What this task involves
Retype the listing that follows, exactly as written.

Provided entries
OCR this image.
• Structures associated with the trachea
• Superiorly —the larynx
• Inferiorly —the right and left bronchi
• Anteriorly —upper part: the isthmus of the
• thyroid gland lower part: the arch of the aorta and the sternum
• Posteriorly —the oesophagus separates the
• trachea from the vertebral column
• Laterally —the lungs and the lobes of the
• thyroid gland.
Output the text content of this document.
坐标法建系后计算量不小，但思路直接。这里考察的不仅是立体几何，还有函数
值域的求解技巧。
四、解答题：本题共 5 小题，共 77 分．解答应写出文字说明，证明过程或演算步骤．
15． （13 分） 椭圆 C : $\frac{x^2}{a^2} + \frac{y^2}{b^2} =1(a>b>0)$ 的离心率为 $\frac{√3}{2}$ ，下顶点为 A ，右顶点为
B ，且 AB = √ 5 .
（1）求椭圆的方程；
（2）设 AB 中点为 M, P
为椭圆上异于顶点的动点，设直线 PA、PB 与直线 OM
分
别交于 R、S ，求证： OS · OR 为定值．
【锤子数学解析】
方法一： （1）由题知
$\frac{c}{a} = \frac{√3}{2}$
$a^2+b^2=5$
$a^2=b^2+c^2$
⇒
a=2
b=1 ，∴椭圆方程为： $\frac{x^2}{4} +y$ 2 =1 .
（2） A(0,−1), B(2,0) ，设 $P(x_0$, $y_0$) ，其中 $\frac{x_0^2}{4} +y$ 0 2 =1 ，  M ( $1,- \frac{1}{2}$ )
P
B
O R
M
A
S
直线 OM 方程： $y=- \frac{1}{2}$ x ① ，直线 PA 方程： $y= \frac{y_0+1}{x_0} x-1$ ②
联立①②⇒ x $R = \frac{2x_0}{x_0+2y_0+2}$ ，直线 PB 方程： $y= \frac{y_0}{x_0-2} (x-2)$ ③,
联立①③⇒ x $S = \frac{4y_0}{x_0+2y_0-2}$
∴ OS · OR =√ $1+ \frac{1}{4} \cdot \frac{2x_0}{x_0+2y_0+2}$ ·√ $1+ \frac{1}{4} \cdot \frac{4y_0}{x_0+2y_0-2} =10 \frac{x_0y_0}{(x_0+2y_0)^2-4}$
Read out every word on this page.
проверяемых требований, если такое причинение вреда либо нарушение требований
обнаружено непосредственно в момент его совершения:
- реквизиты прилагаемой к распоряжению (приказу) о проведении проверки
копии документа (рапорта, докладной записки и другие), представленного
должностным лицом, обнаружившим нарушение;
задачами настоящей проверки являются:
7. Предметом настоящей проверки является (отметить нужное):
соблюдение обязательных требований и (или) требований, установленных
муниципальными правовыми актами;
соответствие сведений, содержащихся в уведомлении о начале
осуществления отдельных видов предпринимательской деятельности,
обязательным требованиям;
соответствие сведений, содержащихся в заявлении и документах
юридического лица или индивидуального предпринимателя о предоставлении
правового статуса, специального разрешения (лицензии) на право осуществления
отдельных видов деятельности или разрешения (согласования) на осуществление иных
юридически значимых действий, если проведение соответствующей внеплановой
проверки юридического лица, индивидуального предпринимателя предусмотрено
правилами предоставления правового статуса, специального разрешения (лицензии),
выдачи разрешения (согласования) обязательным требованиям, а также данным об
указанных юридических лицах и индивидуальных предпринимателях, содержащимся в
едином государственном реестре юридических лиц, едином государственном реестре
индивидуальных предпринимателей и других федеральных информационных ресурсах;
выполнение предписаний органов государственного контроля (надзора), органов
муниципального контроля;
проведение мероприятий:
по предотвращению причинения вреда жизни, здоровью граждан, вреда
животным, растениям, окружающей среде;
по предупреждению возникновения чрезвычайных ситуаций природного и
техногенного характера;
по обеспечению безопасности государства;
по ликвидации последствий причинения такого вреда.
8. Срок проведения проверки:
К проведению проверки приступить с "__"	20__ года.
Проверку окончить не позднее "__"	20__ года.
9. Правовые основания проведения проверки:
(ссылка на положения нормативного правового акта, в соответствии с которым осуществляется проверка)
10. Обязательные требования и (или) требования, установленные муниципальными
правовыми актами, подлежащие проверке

Result for this exercise
OCR this image.
• Structures associated with the trachea
• Superiorly —the larynx
• Inferiorly —the right and left bronchi
• Anteriorly —upper part: the isthmus of the
• thyroid gland lower part: the arch of the aorta and the sternum
• Posteriorly —the oesophagus separates the
• trachea from the vertebral column
• Laterally —the lungs and the lobes of the
• thyroid gland.
Output the text content of this document.
坐标法建系后计算量不小，但思路直接。这里考察的不仅是立体几何，还有函数
值域的求解技巧。
四、解答题：本题共 5 小题，共 77 分．解答应写出文字说明，证明过程或演算步骤．
15． （13 分） 椭圆 C : $\frac{x^2}{a^2} + \frac{y^2}{b^2} =1(a>b>0)$ 的离心率为 $\frac{√3}{2}$ ，下顶点为 A ，右顶点为
B ，且 AB = √ 5 .
（1）求椭圆的方程；
（2）设 AB 中点为 M, P
为椭圆上异于顶点的动点，设直线 PA、PB 与直线 OM
分
别交于 R、S ，求证： OS · OR 为定值．
【锤子数学解析】
方法一： （1）由题知
$\frac{c}{a} = \frac{√3}{2}$
$a^2+b^2=5$
$a^2=b^2+c^2$
⇒
a=2
b=1 ，∴椭圆方程为： $\frac{x^2}{4} +y$ 2 =1 .
（2） A(0,−1), B(2,0) ，设 $P(x_0$, $y_0$) ，其中 $\frac{x_0^2}{4} +y$ 0 2 =1 ，  M ( $1,- \frac{1}{2}$ )
P
B
O R
M
A
S
直线 OM 方程： $y=- \frac{1}{2}$ x ① ，直线 PA 方程： $y= \frac{y_0+1}{x_0} x-1$ ②
联立①②⇒ x $R = \frac{2x_0}{x_0+2y_0+2}$ ，直线 PB 方程： $y= \frac{y_0}{x_0-2} (x-2)$ ③,
联立①③⇒ x $S = \frac{4y_0}{x_0+2y_0-2}$
∴ OS · OR =√ $1+ \frac{1}{4} \cdot \frac{2x_0}{x_0+2y_0+2}$ ·√ $1+ \frac{1}{4} \cdot \frac{4y_0}{x_0+2y_0-2} =10 \frac{x_0y_0}{(x_0+2y_0)^2-4}$
Read out every word on this page.
проверяемых требований, если такое причинение вреда либо нарушение требований
обнаружено непосредственно в момент его совершения:
- реквизиты прилагаемой к распоряжению (приказу) о проведении проверки
копии документа (рапорта, докладной записки и другие), представленного
должностным лицом, обнаружившим нарушение;
задачами настоящей проверки являются:
7. Предметом настоящей проверки является (отметить нужное):
соблюдение обязательных требований и (или) требований, установленных
муниципальными правовыми актами;
соответствие сведений, содержащихся в уведомлении о начале
осуществления отдельных видов предпринимательской деятельности,
обязательным требованиям;
соответствие сведений, содержащихся в заявлении и документах
юридического лица или индивидуального предпринимателя о предоставлении
правового статуса, специального разрешения (лицензии) на право осуществления
отдельных видов деятельности или разрешения (согласования) на осуществление иных
юридически значимых действий, если проведение соответствующей внеплановой
проверки юридического лица, индивидуального предпринимателя предусмотрено
правилами предоставления правового статуса, специального разрешения (лицензии),
выдачи разрешения (согласования) обязательным требованиям, а также данным об
указанных юридических лицах и индивидуальных предпринимателях, содержащимся в
едином государственном реестре юридических лиц, едином государственном реестре
индивидуальных предпринимателей и других федеральных информационных ресурсах;
выполнение предписаний органов государственного контроля (надзора), органов
муниципального контроля;
проведение мероприятий:
по предотвращению причинения вреда жизни, здоровью граждан, вреда
животным, растениям, окружающей среде;
по предупреждению возникновения чрезвычайных ситуаций природного и
техногенного характера;
по обеспечению безопасности государства;
по ликвидации последствий причинения такого вреда.
8. Срок проведения проверки:
К проведению проверки приступить с "__"	20__ года.
Проверку окончить не позднее "__"	20__ года.
9. Правовые основания проведения проверки:
(ссылка на положения нормативного правового акта, в соответствии с которым осуществляется проверка)
10. Обязательные требования и (или) требования, установленные муниципальными
правовыми актами, подлежащие проверке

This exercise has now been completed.